##### Record extracts
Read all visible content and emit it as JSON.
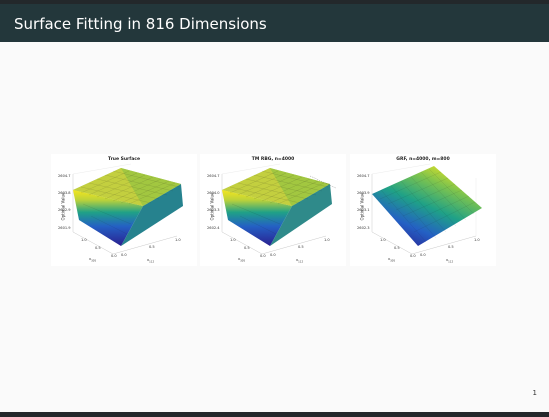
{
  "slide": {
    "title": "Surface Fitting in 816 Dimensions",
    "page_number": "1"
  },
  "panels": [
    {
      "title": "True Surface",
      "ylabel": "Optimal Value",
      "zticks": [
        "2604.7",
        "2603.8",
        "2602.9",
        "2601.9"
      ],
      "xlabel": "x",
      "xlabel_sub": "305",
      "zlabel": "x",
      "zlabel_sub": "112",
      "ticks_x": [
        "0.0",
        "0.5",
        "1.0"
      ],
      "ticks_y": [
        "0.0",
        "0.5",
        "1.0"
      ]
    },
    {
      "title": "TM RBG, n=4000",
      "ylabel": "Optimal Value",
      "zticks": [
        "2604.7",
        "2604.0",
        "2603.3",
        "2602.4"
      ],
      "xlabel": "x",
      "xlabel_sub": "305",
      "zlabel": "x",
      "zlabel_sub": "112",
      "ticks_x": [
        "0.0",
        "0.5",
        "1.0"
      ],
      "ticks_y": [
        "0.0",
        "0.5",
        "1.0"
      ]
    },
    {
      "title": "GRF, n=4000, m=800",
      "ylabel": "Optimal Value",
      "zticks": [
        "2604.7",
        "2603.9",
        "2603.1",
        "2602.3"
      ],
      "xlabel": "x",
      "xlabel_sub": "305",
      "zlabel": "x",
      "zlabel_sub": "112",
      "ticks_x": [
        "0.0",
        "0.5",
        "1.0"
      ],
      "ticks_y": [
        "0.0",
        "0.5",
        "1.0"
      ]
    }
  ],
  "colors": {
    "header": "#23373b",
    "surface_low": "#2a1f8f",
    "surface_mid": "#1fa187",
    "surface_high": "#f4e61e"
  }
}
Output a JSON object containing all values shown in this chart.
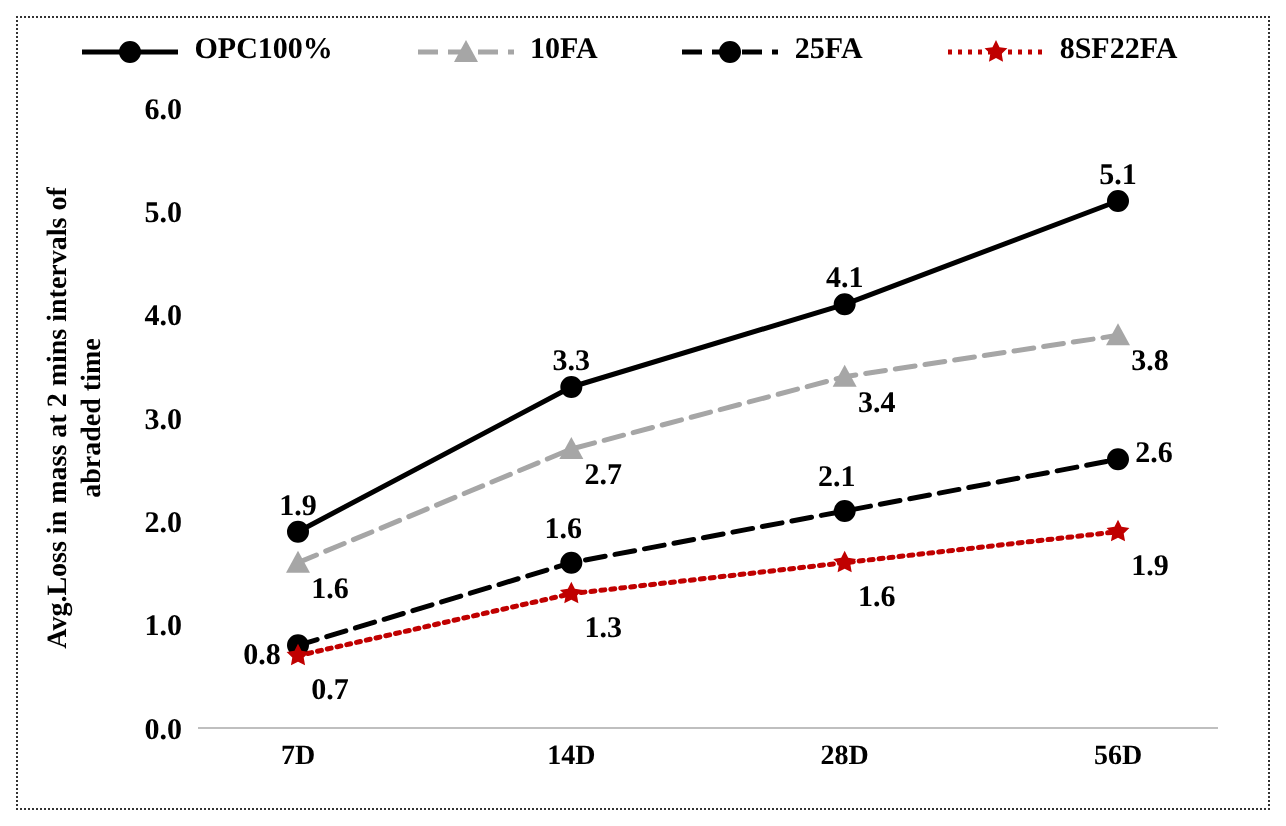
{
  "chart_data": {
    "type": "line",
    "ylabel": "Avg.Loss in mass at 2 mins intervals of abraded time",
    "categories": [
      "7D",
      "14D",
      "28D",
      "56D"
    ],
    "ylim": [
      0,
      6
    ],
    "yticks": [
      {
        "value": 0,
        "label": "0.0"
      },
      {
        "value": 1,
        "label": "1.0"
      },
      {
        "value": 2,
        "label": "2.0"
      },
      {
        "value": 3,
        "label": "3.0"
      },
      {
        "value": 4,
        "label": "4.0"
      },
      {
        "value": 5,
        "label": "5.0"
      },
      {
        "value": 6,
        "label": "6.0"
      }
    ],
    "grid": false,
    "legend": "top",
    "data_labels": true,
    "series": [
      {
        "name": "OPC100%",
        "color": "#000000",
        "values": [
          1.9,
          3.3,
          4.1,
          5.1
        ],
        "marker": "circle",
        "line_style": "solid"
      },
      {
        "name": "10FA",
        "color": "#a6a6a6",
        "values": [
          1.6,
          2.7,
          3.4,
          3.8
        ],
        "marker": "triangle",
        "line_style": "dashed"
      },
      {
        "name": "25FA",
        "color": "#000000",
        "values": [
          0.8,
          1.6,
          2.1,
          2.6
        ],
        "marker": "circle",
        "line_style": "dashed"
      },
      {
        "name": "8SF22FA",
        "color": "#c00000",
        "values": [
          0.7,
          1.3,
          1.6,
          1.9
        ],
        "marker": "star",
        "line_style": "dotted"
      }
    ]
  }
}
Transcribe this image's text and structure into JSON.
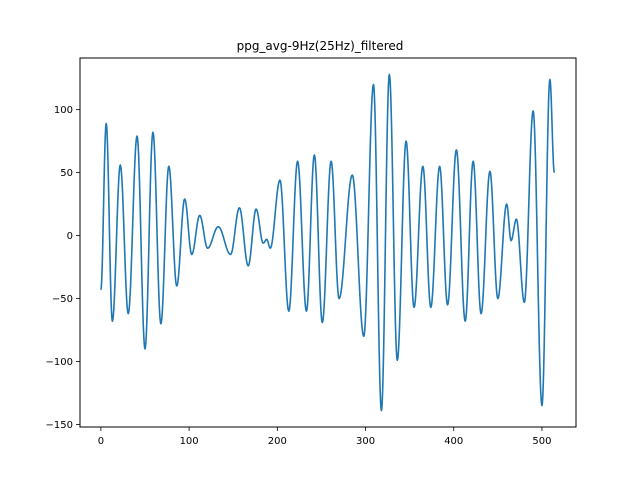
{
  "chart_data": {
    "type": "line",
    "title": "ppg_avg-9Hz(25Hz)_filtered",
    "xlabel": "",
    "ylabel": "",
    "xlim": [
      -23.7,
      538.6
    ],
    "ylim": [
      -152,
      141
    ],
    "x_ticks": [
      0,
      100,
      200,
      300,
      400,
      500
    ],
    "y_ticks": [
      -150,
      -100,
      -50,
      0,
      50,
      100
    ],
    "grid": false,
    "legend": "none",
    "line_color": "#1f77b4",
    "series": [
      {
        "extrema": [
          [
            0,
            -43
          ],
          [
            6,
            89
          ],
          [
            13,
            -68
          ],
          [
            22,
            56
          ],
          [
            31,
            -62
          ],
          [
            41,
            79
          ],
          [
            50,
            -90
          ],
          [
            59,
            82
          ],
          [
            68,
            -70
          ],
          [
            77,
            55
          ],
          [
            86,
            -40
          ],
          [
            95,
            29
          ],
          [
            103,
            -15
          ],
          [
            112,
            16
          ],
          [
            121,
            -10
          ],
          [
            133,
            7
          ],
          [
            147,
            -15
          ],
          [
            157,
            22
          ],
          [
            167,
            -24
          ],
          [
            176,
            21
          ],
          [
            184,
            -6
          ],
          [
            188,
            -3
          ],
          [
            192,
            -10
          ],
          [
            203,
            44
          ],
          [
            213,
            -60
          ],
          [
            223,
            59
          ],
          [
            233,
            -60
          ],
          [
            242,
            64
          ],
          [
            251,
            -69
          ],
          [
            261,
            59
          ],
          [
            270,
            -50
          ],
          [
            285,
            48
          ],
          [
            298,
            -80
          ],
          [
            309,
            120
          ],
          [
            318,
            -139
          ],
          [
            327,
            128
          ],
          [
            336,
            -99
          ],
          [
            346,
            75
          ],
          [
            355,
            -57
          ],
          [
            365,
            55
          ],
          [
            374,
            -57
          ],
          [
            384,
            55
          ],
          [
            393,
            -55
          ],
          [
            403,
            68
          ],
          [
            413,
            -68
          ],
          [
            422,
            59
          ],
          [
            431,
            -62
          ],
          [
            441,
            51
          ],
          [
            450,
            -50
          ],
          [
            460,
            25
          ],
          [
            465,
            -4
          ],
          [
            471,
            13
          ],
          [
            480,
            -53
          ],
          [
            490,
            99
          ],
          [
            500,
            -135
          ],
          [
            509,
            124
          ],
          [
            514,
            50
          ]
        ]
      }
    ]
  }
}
##########
# [Problem description]
Quote all of the entries word for word, omitting any pictures.

# [Task response]
Read all visible content and emit it as JSON.
{
  "slide": {
    "title": "Surface Fitting in 816 Dimensions",
    "page_number": "1"
  },
  "panels": [
    {
      "title": "True Surface",
      "ylabel": "Optimal Value",
      "zticks": [
        "2604.7",
        "2603.8",
        "2602.9",
        "2601.9"
      ],
      "xlabel": "x",
      "xlabel_sub": "305",
      "zlabel": "x",
      "zlabel_sub": "112",
      "ticks_x": [
        "0.0",
        "0.5",
        "1.0"
      ],
      "ticks_y": [
        "0.0",
        "0.5",
        "1.0"
      ]
    },
    {
      "title": "TM RBG, n=4000",
      "ylabel": "Optimal Value",
      "zticks": [
        "2604.7",
        "2604.0",
        "2603.3",
        "2602.4"
      ],
      "xlabel": "x",
      "xlabel_sub": "305",
      "zlabel": "x",
      "zlabel_sub": "112",
      "ticks_x": [
        "0.0",
        "0.5",
        "1.0"
      ],
      "ticks_y": [
        "0.0",
        "0.5",
        "1.0"
      ]
    },
    {
      "title": "GRF, n=4000, m=800",
      "ylabel": "Optimal Value",
      "zticks": [
        "2604.7",
        "2603.9",
        "2603.1",
        "2602.3"
      ],
      "xlabel": "x",
      "xlabel_sub": "305",
      "zlabel": "x",
      "zlabel_sub": "112",
      "ticks_x": [
        "0.0",
        "0.5",
        "1.0"
      ],
      "ticks_y": [
        "0.0",
        "0.5",
        "1.0"
      ]
    }
  ],
  "colors": {
    "header": "#23373b",
    "surface_low": "#2a1f8f",
    "surface_mid": "#1fa187",
    "surface_high": "#f4e61e"
  }
}
Output a JSON object containing all values shown in this chart.
{
  "chart_data": {
    "type": "line",
    "ylabel": "Avg.Loss in mass at 2 mins intervals of abraded time",
    "categories": [
      "7D",
      "14D",
      "28D",
      "56D"
    ],
    "ylim": [
      0,
      6
    ],
    "yticks": [
      {
        "value": 0,
        "label": "0.0"
      },
      {
        "value": 1,
        "label": "1.0"
      },
      {
        "value": 2,
        "label": "2.0"
      },
      {
        "value": 3,
        "label": "3.0"
      },
      {
        "value": 4,
        "label": "4.0"
      },
      {
        "value": 5,
        "label": "5.0"
      },
      {
        "value": 6,
        "label": "6.0"
      }
    ],
    "grid": false,
    "legend": "top",
    "data_labels": true,
    "series": [
      {
        "name": "OPC100%",
        "color": "#000000",
        "values": [
          1.9,
          3.3,
          4.1,
          5.1
        ],
        "marker": "circle",
        "line_style": "solid"
      },
      {
        "name": "10FA",
        "color": "#a6a6a6",
        "values": [
          1.6,
          2.7,
          3.4,
          3.8
        ],
        "marker": "triangle",
        "line_style": "dashed"
      },
      {
        "name": "25FA",
        "color": "#000000",
        "values": [
          0.8,
          1.6,
          2.1,
          2.6
        ],
        "marker": "circle",
        "line_style": "dashed"
      },
      {
        "name": "8SF22FA",
        "color": "#c00000",
        "values": [
          0.7,
          1.3,
          1.6,
          1.9
        ],
        "marker": "star",
        "line_style": "dotted"
      }
    ]
  }
}
Transcribe this image's text and structure into JSON.
{
  "chart_data": {
    "type": "line",
    "title": "ppg_avg-9Hz(25Hz)_filtered",
    "xlabel": "",
    "ylabel": "",
    "xlim": [
      -23.7,
      538.6
    ],
    "ylim": [
      -152,
      141
    ],
    "x_ticks": [
      0,
      100,
      200,
      300,
      400,
      500
    ],
    "y_ticks": [
      -150,
      -100,
      -50,
      0,
      50,
      100
    ],
    "grid": false,
    "legend": "none",
    "line_color": "#1f77b4",
    "series": [
      {
        "extrema": [
          [
            0,
            -43
          ],
          [
            6,
            89
          ],
          [
            13,
            -68
          ],
          [
            22,
            56
          ],
          [
            31,
            -62
          ],
          [
            41,
            79
          ],
          [
            50,
            -90
          ],
          [
            59,
            82
          ],
          [
            68,
            -70
          ],
          [
            77,
            55
          ],
          [
            86,
            -40
          ],
          [
            95,
            29
          ],
          [
            103,
            -15
          ],
          [
            112,
            16
          ],
          [
            121,
            -10
          ],
          [
            133,
            7
          ],
          [
            147,
            -15
          ],
          [
            157,
            22
          ],
          [
            167,
            -24
          ],
          [
            176,
            21
          ],
          [
            184,
            -6
          ],
          [
            188,
            -3
          ],
          [
            192,
            -10
          ],
          [
            203,
            44
          ],
          [
            213,
            -60
          ],
          [
            223,
            59
          ],
          [
            233,
            -60
          ],
          [
            242,
            64
          ],
          [
            251,
            -69
          ],
          [
            261,
            59
          ],
          [
            270,
            -50
          ],
          [
            285,
            48
          ],
          [
            298,
            -80
          ],
          [
            309,
            120
          ],
          [
            318,
            -139
          ],
          [
            327,
            128
          ],
          [
            336,
            -99
          ],
          [
            346,
            75
          ],
          [
            355,
            -57
          ],
          [
            365,
            55
          ],
          [
            374,
            -57
          ],
          [
            384,
            55
          ],
          [
            393,
            -55
          ],
          [
            403,
            68
          ],
          [
            413,
            -68
          ],
          [
            422,
            59
          ],
          [
            431,
            -62
          ],
          [
            441,
            51
          ],
          [
            450,
            -50
          ],
          [
            460,
            25
          ],
          [
            465,
            -4
          ],
          [
            471,
            13
          ],
          [
            480,
            -53
          ],
          [
            490,
            99
          ],
          [
            500,
            -135
          ],
          [
            509,
            124
          ],
          [
            514,
            50
          ]
        ]
      }
    ]
  }
}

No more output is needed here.